▸ WHAT IS ASKED:
All of the data below should be written out exactly.

▸ RECORDS PROVIDED:
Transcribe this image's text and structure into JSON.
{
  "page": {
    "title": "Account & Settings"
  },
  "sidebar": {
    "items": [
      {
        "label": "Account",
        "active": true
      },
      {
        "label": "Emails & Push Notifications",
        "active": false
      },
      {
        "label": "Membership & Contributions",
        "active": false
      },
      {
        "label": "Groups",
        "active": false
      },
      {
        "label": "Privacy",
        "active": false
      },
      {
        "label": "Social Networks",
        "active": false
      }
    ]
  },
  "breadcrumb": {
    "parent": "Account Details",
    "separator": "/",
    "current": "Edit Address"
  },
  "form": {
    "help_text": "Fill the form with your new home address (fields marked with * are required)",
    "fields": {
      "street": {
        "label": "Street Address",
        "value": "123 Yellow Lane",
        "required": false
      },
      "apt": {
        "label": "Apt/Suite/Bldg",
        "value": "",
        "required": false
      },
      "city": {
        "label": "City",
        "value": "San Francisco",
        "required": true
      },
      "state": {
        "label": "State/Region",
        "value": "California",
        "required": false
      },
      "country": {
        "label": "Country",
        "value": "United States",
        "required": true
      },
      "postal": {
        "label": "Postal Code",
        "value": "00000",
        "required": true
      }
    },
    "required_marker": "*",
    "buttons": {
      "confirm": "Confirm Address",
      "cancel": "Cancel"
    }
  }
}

▸ WRITTEN RESPONSE:
Transcribe this image's text and structure into JSON.
{
  "page": {
    "title": "Account & Settings"
  },
  "sidebar": {
    "items": [
      {
        "label": "Account",
        "active": true
      },
      {
        "label": "Emails & Push Notifications",
        "active": false
      },
      {
        "label": "Membership & Contributions",
        "active": false
      },
      {
        "label": "Groups",
        "active": false
      },
      {
        "label": "Privacy",
        "active": false
      },
      {
        "label": "Social Networks",
        "active": false
      }
    ]
  },
  "breadcrumb": {
    "parent": "Account Details",
    "separator": "/",
    "current": "Edit Address"
  },
  "form": {
    "help_text": "Fill the form with your new home address (fields marked with * are required)",
    "fields": {
      "street": {
        "label": "Street Address",
        "value": "123 Yellow Lane",
        "required": false
      },
      "apt": {
        "label": "Apt/Suite/Bldg",
        "value": "",
        "required": false
      },
      "city": {
        "label": "City",
        "value": "San Francisco",
        "required": true
      },
      "state": {
        "label": "State/Region",
        "value": "California",
        "required": false
      },
      "country": {
        "label": "Country",
        "value": "United States",
        "required": true
      },
      "postal": {
        "label": "Postal Code",
        "value": "00000",
        "required": true
      }
    },
    "required_marker": "*",
    "buttons": {
      "confirm": "Confirm Address",
      "cancel": "Cancel"
    }
  }
}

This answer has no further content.